§ TASK: What is the number of lines holding the word "JSON"? Give that number alone.

§ DATA SHOWN:
::::

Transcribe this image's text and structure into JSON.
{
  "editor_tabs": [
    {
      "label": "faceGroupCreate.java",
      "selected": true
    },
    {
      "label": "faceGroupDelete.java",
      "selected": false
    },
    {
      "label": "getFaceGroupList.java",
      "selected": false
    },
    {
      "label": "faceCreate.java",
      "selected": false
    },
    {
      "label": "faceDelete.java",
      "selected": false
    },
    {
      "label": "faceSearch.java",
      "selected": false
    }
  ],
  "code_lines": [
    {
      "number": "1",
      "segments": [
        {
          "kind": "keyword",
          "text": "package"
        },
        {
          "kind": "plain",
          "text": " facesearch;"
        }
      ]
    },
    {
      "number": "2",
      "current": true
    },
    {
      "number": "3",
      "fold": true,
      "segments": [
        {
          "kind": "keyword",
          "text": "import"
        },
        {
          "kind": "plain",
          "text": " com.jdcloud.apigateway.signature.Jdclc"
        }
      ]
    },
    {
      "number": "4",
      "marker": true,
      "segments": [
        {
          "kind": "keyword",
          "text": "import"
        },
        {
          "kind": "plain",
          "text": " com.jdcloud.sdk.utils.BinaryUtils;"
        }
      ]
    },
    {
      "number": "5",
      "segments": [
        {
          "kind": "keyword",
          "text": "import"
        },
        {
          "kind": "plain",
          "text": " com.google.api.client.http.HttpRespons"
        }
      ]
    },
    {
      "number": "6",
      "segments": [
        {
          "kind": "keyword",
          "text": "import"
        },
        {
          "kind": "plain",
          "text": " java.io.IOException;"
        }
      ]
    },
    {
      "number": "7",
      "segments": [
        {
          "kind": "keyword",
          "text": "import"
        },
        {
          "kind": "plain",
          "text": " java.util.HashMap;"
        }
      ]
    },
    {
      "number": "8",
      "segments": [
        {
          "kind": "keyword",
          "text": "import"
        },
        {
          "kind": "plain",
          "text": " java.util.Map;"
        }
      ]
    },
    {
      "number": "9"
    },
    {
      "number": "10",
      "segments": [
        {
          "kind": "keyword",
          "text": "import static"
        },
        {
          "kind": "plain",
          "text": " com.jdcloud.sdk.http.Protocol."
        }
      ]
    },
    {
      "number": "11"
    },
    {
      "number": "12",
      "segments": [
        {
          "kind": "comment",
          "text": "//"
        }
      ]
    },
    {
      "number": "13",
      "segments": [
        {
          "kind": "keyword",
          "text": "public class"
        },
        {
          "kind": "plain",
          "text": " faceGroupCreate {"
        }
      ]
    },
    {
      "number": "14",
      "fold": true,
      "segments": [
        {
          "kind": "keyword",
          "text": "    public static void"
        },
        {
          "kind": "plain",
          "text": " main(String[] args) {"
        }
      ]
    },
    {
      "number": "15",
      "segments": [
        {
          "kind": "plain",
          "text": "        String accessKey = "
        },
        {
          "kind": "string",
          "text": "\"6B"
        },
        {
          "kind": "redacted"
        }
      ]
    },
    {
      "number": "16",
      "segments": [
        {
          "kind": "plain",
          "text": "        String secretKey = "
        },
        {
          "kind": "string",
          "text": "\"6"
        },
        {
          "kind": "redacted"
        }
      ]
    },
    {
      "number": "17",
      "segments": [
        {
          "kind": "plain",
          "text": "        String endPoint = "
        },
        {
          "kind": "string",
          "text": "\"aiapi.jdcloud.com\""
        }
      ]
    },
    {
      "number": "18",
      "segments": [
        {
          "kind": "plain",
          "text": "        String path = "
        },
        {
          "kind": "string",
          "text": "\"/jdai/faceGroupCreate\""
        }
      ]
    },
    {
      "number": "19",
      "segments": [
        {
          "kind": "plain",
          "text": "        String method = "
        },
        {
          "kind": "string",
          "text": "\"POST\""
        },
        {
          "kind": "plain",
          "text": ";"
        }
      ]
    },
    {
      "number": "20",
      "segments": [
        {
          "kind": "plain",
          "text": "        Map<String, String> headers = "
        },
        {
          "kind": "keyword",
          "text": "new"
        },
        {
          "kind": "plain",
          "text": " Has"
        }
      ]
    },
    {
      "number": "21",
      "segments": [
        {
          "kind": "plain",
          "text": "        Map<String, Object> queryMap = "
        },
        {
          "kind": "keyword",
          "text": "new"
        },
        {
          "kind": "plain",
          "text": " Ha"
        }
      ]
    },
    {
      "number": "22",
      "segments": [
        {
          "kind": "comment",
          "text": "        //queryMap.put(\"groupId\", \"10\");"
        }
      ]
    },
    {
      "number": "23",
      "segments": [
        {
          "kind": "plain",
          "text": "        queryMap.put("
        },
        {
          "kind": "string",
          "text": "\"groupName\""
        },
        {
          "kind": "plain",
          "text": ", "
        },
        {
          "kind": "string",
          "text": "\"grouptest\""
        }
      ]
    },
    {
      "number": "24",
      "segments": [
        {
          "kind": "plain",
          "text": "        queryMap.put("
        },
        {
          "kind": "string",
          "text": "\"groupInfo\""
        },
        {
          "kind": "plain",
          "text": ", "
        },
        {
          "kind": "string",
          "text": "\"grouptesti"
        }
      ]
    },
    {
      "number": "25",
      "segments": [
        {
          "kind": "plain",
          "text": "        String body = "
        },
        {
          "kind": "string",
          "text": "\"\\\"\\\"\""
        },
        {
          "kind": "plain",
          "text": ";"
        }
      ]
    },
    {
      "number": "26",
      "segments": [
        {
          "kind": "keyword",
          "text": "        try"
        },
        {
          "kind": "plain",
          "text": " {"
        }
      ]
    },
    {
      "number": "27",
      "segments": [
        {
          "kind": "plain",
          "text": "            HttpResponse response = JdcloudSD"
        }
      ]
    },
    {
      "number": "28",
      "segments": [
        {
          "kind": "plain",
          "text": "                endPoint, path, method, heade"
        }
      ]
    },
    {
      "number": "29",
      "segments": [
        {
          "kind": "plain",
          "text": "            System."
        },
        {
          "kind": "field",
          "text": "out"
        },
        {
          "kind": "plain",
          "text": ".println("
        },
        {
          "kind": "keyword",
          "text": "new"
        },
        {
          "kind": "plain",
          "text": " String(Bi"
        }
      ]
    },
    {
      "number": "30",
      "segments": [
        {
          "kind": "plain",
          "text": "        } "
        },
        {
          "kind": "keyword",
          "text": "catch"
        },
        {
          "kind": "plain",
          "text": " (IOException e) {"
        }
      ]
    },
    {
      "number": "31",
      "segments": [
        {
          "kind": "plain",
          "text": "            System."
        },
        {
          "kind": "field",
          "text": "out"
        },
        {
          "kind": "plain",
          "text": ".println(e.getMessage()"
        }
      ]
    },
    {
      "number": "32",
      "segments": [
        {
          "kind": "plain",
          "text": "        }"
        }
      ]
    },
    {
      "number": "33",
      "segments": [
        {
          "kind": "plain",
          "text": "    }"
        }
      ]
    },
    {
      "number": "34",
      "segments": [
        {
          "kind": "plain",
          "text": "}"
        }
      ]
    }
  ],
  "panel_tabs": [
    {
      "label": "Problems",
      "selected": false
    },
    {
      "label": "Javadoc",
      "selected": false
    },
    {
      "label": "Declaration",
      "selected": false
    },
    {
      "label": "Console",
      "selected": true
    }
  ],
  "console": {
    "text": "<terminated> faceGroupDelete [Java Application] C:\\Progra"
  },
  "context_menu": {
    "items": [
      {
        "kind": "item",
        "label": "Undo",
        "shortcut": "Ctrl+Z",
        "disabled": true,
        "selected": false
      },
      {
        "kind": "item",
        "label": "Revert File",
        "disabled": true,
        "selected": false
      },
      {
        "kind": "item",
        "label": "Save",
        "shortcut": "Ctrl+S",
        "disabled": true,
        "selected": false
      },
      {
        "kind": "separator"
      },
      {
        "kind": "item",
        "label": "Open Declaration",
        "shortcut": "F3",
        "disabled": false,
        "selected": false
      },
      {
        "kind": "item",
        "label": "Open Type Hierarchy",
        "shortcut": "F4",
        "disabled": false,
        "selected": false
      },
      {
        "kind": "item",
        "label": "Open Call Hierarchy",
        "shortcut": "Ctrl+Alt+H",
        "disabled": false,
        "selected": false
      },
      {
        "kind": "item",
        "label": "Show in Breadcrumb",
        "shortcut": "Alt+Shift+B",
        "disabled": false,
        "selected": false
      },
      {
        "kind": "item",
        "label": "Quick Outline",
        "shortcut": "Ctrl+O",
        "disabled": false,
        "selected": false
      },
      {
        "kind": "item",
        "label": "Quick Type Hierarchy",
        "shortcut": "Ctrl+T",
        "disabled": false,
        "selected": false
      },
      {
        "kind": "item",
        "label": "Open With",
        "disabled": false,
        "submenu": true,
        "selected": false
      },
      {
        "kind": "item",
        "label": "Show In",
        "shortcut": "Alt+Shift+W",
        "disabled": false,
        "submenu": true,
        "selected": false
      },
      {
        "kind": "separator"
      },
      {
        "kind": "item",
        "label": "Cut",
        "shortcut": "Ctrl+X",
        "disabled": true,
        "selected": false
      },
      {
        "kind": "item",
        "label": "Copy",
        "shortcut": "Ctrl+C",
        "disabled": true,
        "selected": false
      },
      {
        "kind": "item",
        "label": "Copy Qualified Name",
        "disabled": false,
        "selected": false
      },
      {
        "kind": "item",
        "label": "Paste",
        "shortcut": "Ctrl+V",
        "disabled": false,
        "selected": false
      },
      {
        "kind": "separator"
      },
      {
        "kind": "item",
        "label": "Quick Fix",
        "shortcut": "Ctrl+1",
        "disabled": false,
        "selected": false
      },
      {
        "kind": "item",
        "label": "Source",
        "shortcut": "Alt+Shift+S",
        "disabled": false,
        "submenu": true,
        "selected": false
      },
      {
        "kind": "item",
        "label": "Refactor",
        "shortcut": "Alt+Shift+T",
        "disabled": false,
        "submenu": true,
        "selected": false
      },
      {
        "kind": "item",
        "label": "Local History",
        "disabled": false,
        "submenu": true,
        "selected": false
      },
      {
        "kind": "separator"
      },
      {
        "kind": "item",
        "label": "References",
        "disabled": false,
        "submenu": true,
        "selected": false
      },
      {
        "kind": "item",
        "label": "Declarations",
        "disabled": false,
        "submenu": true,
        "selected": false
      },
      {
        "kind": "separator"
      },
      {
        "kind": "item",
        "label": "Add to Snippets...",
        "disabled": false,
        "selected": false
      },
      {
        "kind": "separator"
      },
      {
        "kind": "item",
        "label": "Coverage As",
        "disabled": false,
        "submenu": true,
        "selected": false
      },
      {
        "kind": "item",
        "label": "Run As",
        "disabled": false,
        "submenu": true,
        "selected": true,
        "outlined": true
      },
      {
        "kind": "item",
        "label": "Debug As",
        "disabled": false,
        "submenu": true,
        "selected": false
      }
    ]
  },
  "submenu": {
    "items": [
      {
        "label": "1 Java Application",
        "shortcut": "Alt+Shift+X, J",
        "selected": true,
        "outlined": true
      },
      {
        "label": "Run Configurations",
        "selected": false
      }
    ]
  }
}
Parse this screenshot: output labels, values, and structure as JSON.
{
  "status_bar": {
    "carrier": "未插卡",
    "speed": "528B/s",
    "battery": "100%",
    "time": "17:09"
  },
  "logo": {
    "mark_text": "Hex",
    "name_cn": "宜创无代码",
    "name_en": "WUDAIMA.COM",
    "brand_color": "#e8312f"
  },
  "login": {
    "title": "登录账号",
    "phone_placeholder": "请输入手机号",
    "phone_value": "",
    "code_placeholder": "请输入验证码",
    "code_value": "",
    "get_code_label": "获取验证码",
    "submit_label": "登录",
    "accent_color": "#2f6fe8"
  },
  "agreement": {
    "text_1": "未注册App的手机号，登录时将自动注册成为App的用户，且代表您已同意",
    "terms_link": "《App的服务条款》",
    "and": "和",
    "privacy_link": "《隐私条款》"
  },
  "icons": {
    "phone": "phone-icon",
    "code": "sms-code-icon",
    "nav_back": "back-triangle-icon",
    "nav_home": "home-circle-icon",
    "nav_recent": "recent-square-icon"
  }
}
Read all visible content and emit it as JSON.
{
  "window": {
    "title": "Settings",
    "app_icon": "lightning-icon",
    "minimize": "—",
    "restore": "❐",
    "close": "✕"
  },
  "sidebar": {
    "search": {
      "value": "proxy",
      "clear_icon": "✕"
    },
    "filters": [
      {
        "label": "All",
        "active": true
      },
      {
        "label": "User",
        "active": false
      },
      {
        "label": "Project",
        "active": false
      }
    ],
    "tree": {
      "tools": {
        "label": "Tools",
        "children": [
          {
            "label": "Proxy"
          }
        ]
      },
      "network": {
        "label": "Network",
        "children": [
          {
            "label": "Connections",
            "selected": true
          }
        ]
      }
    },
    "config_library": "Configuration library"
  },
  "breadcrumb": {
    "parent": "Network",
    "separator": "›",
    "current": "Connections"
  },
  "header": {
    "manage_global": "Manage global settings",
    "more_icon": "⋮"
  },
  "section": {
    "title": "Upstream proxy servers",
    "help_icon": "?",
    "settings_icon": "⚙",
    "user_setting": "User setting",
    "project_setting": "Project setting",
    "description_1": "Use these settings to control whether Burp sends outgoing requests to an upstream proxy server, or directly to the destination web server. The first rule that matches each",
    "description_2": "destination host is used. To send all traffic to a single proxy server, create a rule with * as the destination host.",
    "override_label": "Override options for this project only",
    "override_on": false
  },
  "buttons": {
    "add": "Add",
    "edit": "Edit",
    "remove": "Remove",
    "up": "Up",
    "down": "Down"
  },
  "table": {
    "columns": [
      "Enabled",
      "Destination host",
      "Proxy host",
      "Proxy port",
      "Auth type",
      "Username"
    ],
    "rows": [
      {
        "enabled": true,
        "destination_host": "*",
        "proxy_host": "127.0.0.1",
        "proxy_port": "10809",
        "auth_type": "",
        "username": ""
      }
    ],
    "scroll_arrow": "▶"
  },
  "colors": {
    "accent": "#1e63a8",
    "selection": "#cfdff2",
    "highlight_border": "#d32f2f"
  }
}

::::

§ SOLVED PROBLEM: 3